> _EXERCISE DETAILS_
Write out all the entries word for word, but skip any images.
┄┄┄┄┄┄┄┄┄┄
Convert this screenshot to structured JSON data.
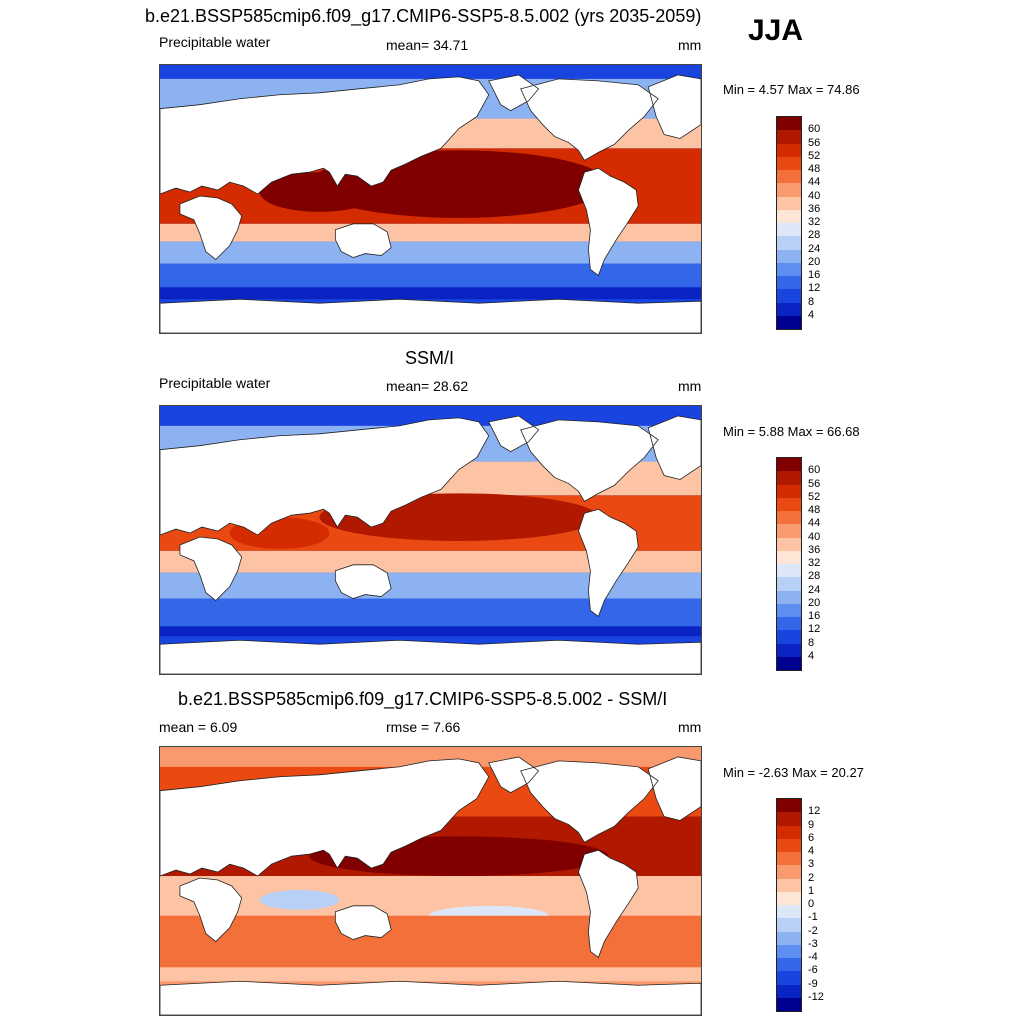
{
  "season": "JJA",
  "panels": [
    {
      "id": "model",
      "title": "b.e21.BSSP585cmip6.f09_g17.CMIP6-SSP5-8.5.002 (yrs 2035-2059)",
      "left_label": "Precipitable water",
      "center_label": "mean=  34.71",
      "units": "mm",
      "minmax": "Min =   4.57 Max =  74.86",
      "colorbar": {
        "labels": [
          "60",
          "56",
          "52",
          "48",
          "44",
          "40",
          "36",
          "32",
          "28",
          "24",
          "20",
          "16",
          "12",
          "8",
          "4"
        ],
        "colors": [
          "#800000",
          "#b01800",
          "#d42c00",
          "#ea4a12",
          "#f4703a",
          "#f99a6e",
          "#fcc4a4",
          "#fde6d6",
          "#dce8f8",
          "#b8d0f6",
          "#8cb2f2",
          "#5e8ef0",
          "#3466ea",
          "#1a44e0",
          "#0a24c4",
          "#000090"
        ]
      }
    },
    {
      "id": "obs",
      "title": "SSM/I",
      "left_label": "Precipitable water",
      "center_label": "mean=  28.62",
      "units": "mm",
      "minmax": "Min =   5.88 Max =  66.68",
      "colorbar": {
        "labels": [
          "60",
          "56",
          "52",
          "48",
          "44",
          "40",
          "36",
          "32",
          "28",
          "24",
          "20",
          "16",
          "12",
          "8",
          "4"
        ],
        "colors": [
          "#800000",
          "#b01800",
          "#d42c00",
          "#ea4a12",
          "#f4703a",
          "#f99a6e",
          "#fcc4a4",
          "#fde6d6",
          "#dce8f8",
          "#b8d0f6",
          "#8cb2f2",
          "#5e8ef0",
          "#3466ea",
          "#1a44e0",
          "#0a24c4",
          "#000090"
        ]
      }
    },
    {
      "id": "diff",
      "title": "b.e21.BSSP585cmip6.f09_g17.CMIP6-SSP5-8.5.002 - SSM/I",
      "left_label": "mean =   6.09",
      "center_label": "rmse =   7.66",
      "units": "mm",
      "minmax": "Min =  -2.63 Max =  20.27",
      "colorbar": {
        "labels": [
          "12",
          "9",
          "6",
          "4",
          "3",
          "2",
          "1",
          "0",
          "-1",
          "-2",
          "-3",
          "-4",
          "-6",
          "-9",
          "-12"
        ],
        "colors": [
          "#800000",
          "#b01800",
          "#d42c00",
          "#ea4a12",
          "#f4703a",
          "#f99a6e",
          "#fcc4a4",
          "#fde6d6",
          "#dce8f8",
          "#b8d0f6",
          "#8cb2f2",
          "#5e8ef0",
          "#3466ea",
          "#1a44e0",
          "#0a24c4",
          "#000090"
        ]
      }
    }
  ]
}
┄┄┄┄┄┄┄┄┄┄
> _RESPONSE TO THE TASK_
Convert this screenshot to structured JSON data.
{
  "season": "JJA",
  "panels": [
    {
      "id": "model",
      "title": "b.e21.BSSP585cmip6.f09_g17.CMIP6-SSP5-8.5.002 (yrs 2035-2059)",
      "left_label": "Precipitable water",
      "center_label": "mean=  34.71",
      "units": "mm",
      "minmax": "Min =   4.57 Max =  74.86",
      "colorbar": {
        "labels": [
          "60",
          "56",
          "52",
          "48",
          "44",
          "40",
          "36",
          "32",
          "28",
          "24",
          "20",
          "16",
          "12",
          "8",
          "4"
        ],
        "colors": [
          "#800000",
          "#b01800",
          "#d42c00",
          "#ea4a12",
          "#f4703a",
          "#f99a6e",
          "#fcc4a4",
          "#fde6d6",
          "#dce8f8",
          "#b8d0f6",
          "#8cb2f2",
          "#5e8ef0",
          "#3466ea",
          "#1a44e0",
          "#0a24c4",
          "#000090"
        ]
      }
    },
    {
      "id": "obs",
      "title": "SSM/I",
      "left_label": "Precipitable water",
      "center_label": "mean=  28.62",
      "units": "mm",
      "minmax": "Min =   5.88 Max =  66.68",
      "colorbar": {
        "labels": [
          "60",
          "56",
          "52",
          "48",
          "44",
          "40",
          "36",
          "32",
          "28",
          "24",
          "20",
          "16",
          "12",
          "8",
          "4"
        ],
        "colors": [
          "#800000",
          "#b01800",
          "#d42c00",
          "#ea4a12",
          "#f4703a",
          "#f99a6e",
          "#fcc4a4",
          "#fde6d6",
          "#dce8f8",
          "#b8d0f6",
          "#8cb2f2",
          "#5e8ef0",
          "#3466ea",
          "#1a44e0",
          "#0a24c4",
          "#000090"
        ]
      }
    },
    {
      "id": "diff",
      "title": "b.e21.BSSP585cmip6.f09_g17.CMIP6-SSP5-8.5.002 - SSM/I",
      "left_label": "mean =   6.09",
      "center_label": "rmse =   7.66",
      "units": "mm",
      "minmax": "Min =  -2.63 Max =  20.27",
      "colorbar": {
        "labels": [
          "12",
          "9",
          "6",
          "4",
          "3",
          "2",
          "1",
          "0",
          "-1",
          "-2",
          "-3",
          "-4",
          "-6",
          "-9",
          "-12"
        ],
        "colors": [
          "#800000",
          "#b01800",
          "#d42c00",
          "#ea4a12",
          "#f4703a",
          "#f99a6e",
          "#fcc4a4",
          "#fde6d6",
          "#dce8f8",
          "#b8d0f6",
          "#8cb2f2",
          "#5e8ef0",
          "#3466ea",
          "#1a44e0",
          "#0a24c4",
          "#000090"
        ]
      }
    }
  ]
}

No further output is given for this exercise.